### CHALLENGE
For the material that follows, list every line containing the word "Handhavande".

** begin MATERIAL SHOWN **

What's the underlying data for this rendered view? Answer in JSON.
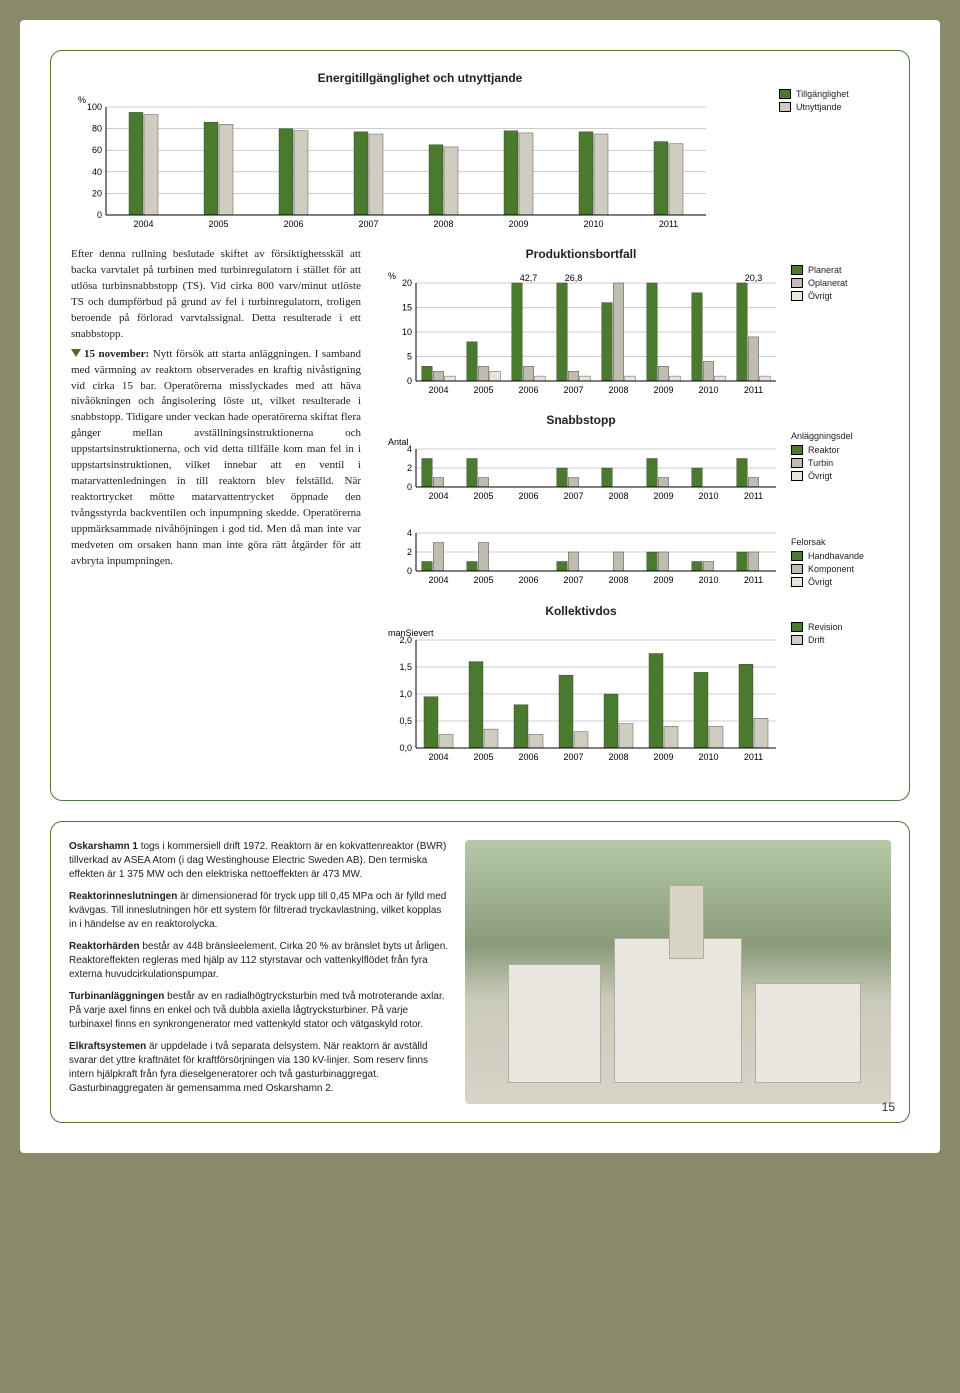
{
  "chart1": {
    "title": "Energitillgänglighet och utnyttjande",
    "ylabel": "%",
    "ymax": 100,
    "yticks": [
      0,
      20,
      40,
      60,
      80,
      100
    ],
    "years": [
      "2004",
      "2005",
      "2006",
      "2007",
      "2008",
      "2009",
      "2010",
      "2011"
    ],
    "series": [
      {
        "name": "Tillgänglighet",
        "color": "#4a7a2e",
        "values": [
          95,
          86,
          80,
          77,
          65,
          78,
          77,
          68
        ]
      },
      {
        "name": "Utnyttjande",
        "color": "#d0cdc0",
        "values": [
          93,
          84,
          78,
          75,
          63,
          76,
          75,
          66
        ]
      }
    ]
  },
  "chart2": {
    "title": "Produktionsbortfall",
    "ylabel": "%",
    "ymax": 20,
    "yticks": [
      0,
      5,
      10,
      15,
      20
    ],
    "years": [
      "2004",
      "2005",
      "2006",
      "2007",
      "2008",
      "2009",
      "2010",
      "2011"
    ],
    "annot": {
      "2006": "42,7",
      "2007": "26,8",
      "2011": "20,3"
    },
    "series": [
      {
        "name": "Planerat",
        "color": "#4a7a2e",
        "values": [
          3,
          8,
          20,
          20,
          16,
          20,
          18,
          20
        ]
      },
      {
        "name": "Oplanerat",
        "color": "#c0bdb0",
        "values": [
          2,
          3,
          3,
          2,
          20,
          3,
          4,
          9
        ]
      },
      {
        "name": "Övrigt",
        "color": "#e8e6da",
        "values": [
          1,
          2,
          1,
          1,
          1,
          1,
          1,
          1
        ]
      }
    ],
    "legend": [
      {
        "label": "Planerat",
        "color": "#4a7a2e"
      },
      {
        "label": "Oplanerat",
        "color": "#c0bdb0"
      },
      {
        "label": "Övrigt",
        "color": "#e8e6da"
      }
    ]
  },
  "chart3a": {
    "title": "Snabbstopp",
    "ylabel": "Antal",
    "ymax": 4,
    "yticks": [
      0,
      2,
      4
    ],
    "years": [
      "2004",
      "2005",
      "2006",
      "2007",
      "2008",
      "2009",
      "2010",
      "2011"
    ],
    "series": [
      {
        "name": "Reaktor",
        "color": "#4a7a2e",
        "values": [
          3,
          3,
          0,
          2,
          2,
          3,
          2,
          3
        ]
      },
      {
        "name": "Turbin",
        "color": "#c0bdb0",
        "values": [
          1,
          1,
          0,
          1,
          0,
          1,
          0,
          1
        ]
      },
      {
        "name": "Övrigt",
        "color": "#e8e6da",
        "values": [
          0,
          0,
          0,
          0,
          0,
          0,
          0,
          0
        ]
      }
    ],
    "legend_title": "Anläggningsdel",
    "legend": [
      {
        "label": "Reaktor",
        "color": "#4a7a2e"
      },
      {
        "label": "Turbin",
        "color": "#c0bdb0"
      },
      {
        "label": "Övrigt",
        "color": "#e8e6da"
      }
    ]
  },
  "chart3b": {
    "ymax": 4,
    "yticks": [
      0,
      2,
      4
    ],
    "years": [
      "2004",
      "2005",
      "2006",
      "2007",
      "2008",
      "2009",
      "2010",
      "2011"
    ],
    "series": [
      {
        "name": "Handhavande",
        "color": "#4a7a2e",
        "values": [
          1,
          1,
          0,
          1,
          0,
          2,
          1,
          2
        ]
      },
      {
        "name": "Komponent",
        "color": "#c0bdb0",
        "values": [
          3,
          3,
          0,
          2,
          2,
          2,
          1,
          2
        ]
      },
      {
        "name": "Övrigt",
        "color": "#e8e6da",
        "values": [
          0,
          0,
          0,
          0,
          0,
          0,
          0,
          0
        ]
      }
    ],
    "legend_title": "Felorsak",
    "legend": [
      {
        "label": "Handhavande",
        "color": "#4a7a2e"
      },
      {
        "label": "Komponent",
        "color": "#c0bdb0"
      },
      {
        "label": "Övrigt",
        "color": "#e8e6da"
      }
    ]
  },
  "chart4": {
    "title": "Kollektivdos",
    "ylabel": "manSievert",
    "ymax": 2.0,
    "yticks": [
      "0,0",
      "0,5",
      "1,0",
      "1,5",
      "2,0"
    ],
    "ytick_vals": [
      0,
      0.5,
      1.0,
      1.5,
      2.0
    ],
    "years": [
      "2004",
      "2005",
      "2006",
      "2007",
      "2008",
      "2009",
      "2010",
      "2011"
    ],
    "series": [
      {
        "name": "Revision",
        "color": "#4a7a2e",
        "values": [
          0.95,
          1.6,
          0.8,
          1.35,
          1.0,
          1.75,
          1.4,
          1.55
        ]
      },
      {
        "name": "Drift",
        "color": "#d0cdc0",
        "values": [
          0.25,
          0.35,
          0.25,
          0.3,
          0.45,
          0.4,
          0.4,
          0.55
        ]
      }
    ],
    "legend": [
      {
        "label": "Revision",
        "color": "#4a7a2e"
      },
      {
        "label": "Drift",
        "color": "#d0cdc0"
      }
    ]
  },
  "text": {
    "p1": "Efter denna rullning beslutade skiftet av försiktighetsskäl att backa varvtalet på turbinen med turbinregulatorn i stället för att utlösa turbinsnabbstopp (TS). Vid cirka 800 varv/minut utlöste TS och dumpförbud på grund av fel i turbinregulatorn, troligen beroende på förlorad varvtalssignal. Detta resulterade i ett snabbstopp.",
    "p2_lead": "15 november:",
    "p2": " Nytt försök att starta anläggningen. I samband med värmning av reaktorn observerades en kraftig nivåstigning vid cirka 15 bar. Operatörerna misslyckades med att häva nivåökningen och ångisolering löste ut, vilket resulterade i snabbstopp. Tidigare under veckan hade operatörerna skiftat flera gånger mellan avställningsinstruktionerna och uppstartsinstruktionerna, och vid detta tillfälle kom man fel in i uppstartsinstruktionen, vilket innebar att en ventil i matarvattenledningen in till reaktorn blev felställd. När reaktortrycket mötte matarvattentrycket öppnade den tvångsstyrda backventilen och inpumpning skedde. Operatörerna uppmärksammade nivåhöjningen i god tid. Men då man inte var medveten om orsaken hann man inte göra rätt åtgärder för att avbryta inpumpningen."
  },
  "info": {
    "p1_strong": "Oskarshamn 1",
    "p1": " togs i kommersiell drift 1972. Reaktorn är en kokvattenreaktor (BWR) tillverkad av ASEA Atom (i dag Westinghouse Electric Sweden AB). Den termiska effekten är 1 375 MW och den elektriska nettoeffekten är 473 MW.",
    "p2_strong": "Reaktorinneslutningen",
    "p2": " är dimensionerad för tryck upp till 0,45 MPa och är fylld med kvävgas. Till inneslutningen hör ett system för filtrerad tryckavlastning, vilket kopplas in i händelse av en reaktorolycka.",
    "p3_strong": "Reaktorhärden",
    "p3": " består av 448 bränsleelement. Cirka 20 % av bränslet byts ut årligen. Reaktoreffekten regleras med hjälp av 112 styrstavar och vattenkylflödet från fyra externa huvudcirkulationspumpar.",
    "p4_strong": "Turbinanläggningen",
    "p4": " består av en radialhögtrycksturbin med två motroterande axlar. På varje axel finns en enkel och två dubbla axiella lågtrycksturbiner. På varje turbinaxel finns en synkrongenerator med vattenkyld stator och vätgaskyld rotor.",
    "p5_strong": "Elkraftsystemen",
    "p5": " är uppdelade i två separata delsystem. När reaktorn är avställd svarar det yttre kraftnätet för kraftförsörjningen via 130 kV-linjer. Som reserv finns intern hjälpkraft från fyra dieselgeneratorer och två gasturbinaggregat. Gasturbinaggregaten är gemensamma med Oskarshamn 2."
  },
  "page_number": "15",
  "style": {
    "green": "#4a7a2e",
    "grey": "#d0cdc0",
    "light": "#e8e6da",
    "axis": "#000",
    "grid": "#888"
  }
}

** end MATERIAL SHOWN **

### ANSWER TO THE PROBLEM
        "name": "Handhavande",
        "label": "Handhavande",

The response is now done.